─── Records for the exercise ───

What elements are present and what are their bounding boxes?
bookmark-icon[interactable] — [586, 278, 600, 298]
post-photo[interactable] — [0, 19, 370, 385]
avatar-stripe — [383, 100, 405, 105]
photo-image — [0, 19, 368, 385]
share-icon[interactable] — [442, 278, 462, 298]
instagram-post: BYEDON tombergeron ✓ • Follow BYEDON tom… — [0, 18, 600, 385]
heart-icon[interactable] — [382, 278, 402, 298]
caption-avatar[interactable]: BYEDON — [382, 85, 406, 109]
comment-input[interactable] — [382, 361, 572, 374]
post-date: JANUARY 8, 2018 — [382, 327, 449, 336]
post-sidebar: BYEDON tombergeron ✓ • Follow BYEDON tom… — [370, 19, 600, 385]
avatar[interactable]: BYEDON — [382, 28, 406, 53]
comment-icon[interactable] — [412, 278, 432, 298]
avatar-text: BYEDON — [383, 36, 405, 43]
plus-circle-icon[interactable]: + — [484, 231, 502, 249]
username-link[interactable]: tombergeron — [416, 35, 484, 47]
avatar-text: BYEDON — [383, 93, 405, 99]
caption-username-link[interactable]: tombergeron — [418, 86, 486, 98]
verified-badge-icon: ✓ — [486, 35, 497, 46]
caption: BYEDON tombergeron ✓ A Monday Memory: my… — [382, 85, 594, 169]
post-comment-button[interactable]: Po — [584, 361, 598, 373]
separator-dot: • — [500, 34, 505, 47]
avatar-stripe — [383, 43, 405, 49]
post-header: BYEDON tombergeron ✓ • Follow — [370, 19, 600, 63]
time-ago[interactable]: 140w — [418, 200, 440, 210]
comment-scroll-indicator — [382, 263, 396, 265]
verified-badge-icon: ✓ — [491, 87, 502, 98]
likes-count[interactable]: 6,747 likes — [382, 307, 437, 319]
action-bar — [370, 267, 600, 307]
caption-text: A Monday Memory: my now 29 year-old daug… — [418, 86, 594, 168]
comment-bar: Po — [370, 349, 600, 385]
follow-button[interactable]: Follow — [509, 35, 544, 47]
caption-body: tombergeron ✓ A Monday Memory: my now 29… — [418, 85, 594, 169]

───

● Aim:
Reproduce all of the material above line for line, with no changes.

● Full output:
What elements are present and what are their bounding boxes?
bookmark-icon[interactable] — [586, 278, 600, 298]
post-photo[interactable] — [0, 19, 370, 385]
avatar-stripe — [383, 100, 405, 105]
photo-image — [0, 19, 368, 385]
share-icon[interactable] — [442, 278, 462, 298]
instagram-post: BYEDON tombergeron ✓ • Follow BYEDON tom… — [0, 18, 600, 385]
heart-icon[interactable] — [382, 278, 402, 298]
caption-avatar[interactable]: BYEDON — [382, 85, 406, 109]
comment-input[interactable] — [382, 361, 572, 374]
post-date: JANUARY 8, 2018 — [382, 327, 449, 336]
post-sidebar: BYEDON tombergeron ✓ • Follow BYEDON tom… — [370, 19, 600, 385]
avatar[interactable]: BYEDON — [382, 28, 406, 53]
comment-icon[interactable] — [412, 278, 432, 298]
avatar-text: BYEDON — [383, 36, 405, 43]
plus-circle-icon[interactable]: + — [484, 231, 502, 249]
username-link[interactable]: tombergeron — [416, 35, 484, 47]
avatar-text: BYEDON — [383, 93, 405, 99]
caption-username-link[interactable]: tombergeron — [418, 86, 486, 98]
verified-badge-icon: ✓ — [486, 35, 497, 46]
caption: BYEDON tombergeron ✓ A Monday Memory: my… — [382, 85, 594, 169]
post-comment-button[interactable]: Po — [584, 361, 598, 373]
separator-dot: • — [500, 34, 505, 47]
avatar-stripe — [383, 43, 405, 49]
post-header: BYEDON tombergeron ✓ • Follow — [370, 19, 600, 63]
time-ago[interactable]: 140w — [418, 200, 440, 210]
comment-scroll-indicator — [382, 263, 396, 265]
verified-badge-icon: ✓ — [491, 87, 502, 98]
likes-count[interactable]: 6,747 likes — [382, 307, 437, 319]
action-bar — [370, 267, 600, 307]
caption-text: A Monday Memory: my now 29 year-old daug… — [418, 86, 594, 168]
comment-bar: Po — [370, 349, 600, 385]
follow-button[interactable]: Follow — [509, 35, 544, 47]
caption-body: tombergeron ✓ A Monday Memory: my now 29… — [418, 85, 594, 169]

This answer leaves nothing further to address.